#### Excerpted records
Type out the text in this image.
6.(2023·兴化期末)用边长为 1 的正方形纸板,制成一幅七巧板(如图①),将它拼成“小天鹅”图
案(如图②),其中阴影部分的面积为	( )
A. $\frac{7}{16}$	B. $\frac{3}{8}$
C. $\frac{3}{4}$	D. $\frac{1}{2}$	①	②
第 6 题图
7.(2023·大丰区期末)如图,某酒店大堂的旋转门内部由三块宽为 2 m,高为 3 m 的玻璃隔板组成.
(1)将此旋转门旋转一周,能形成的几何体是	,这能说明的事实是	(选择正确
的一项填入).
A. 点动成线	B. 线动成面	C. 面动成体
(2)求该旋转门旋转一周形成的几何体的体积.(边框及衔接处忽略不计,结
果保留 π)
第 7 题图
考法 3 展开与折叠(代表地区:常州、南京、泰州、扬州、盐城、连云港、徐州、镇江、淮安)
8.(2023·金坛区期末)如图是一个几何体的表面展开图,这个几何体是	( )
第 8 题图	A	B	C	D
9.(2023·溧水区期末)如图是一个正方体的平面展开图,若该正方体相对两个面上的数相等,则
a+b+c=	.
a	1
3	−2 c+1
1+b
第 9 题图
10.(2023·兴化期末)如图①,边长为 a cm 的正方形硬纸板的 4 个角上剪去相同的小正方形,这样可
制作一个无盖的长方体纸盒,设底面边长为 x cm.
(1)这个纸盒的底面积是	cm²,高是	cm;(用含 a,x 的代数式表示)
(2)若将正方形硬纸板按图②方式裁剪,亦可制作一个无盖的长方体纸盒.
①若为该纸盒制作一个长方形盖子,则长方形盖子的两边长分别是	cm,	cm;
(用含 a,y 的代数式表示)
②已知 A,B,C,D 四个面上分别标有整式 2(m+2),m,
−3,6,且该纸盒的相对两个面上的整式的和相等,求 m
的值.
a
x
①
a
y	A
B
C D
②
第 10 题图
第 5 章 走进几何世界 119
########
### What is expected
Copy each record from above exactly, and include every line.

### Response
Type out the text in this image.
6.(2023·兴化期末)用边长为 1 的正方形纸板,制成一幅七巧板(如图①),将它拼成“小天鹅”图
案(如图②),其中阴影部分的面积为	( )
A. $\frac{7}{16}$	B. $\frac{3}{8}$
C. $\frac{3}{4}$	D. $\frac{1}{2}$	①	②
第 6 题图
7.(2023·大丰区期末)如图,某酒店大堂的旋转门内部由三块宽为 2 m,高为 3 m 的玻璃隔板组成.
(1)将此旋转门旋转一周,能形成的几何体是	,这能说明的事实是	(选择正确
的一项填入).
A. 点动成线	B. 线动成面	C. 面动成体
(2)求该旋转门旋转一周形成的几何体的体积.(边框及衔接处忽略不计,结
果保留 π)
第 7 题图
考法 3 展开与折叠(代表地区:常州、南京、泰州、扬州、盐城、连云港、徐州、镇江、淮安)
8.(2023·金坛区期末)如图是一个几何体的表面展开图,这个几何体是	( )
第 8 题图	A	B	C	D
9.(2023·溧水区期末)如图是一个正方体的平面展开图,若该正方体相对两个面上的数相等,则
a+b+c=	.
a	1
3	−2 c+1
1+b
第 9 题图
10.(2023·兴化期末)如图①,边长为 a cm 的正方形硬纸板的 4 个角上剪去相同的小正方形,这样可
制作一个无盖的长方体纸盒,设底面边长为 x cm.
(1)这个纸盒的底面积是	cm²,高是	cm;(用含 a,x 的代数式表示)
(2)若将正方形硬纸板按图②方式裁剪,亦可制作一个无盖的长方体纸盒.
①若为该纸盒制作一个长方形盖子,则长方形盖子的两边长分别是	cm,	cm;
(用含 a,y 的代数式表示)
②已知 A,B,C,D 四个面上分别标有整式 2(m+2),m,
−3,6,且该纸盒的相对两个面上的整式的和相等,求 m
的值.
a
x
①
a
y	A
B
C D
②
第 10 题图
第 5 章 走进几何世界 119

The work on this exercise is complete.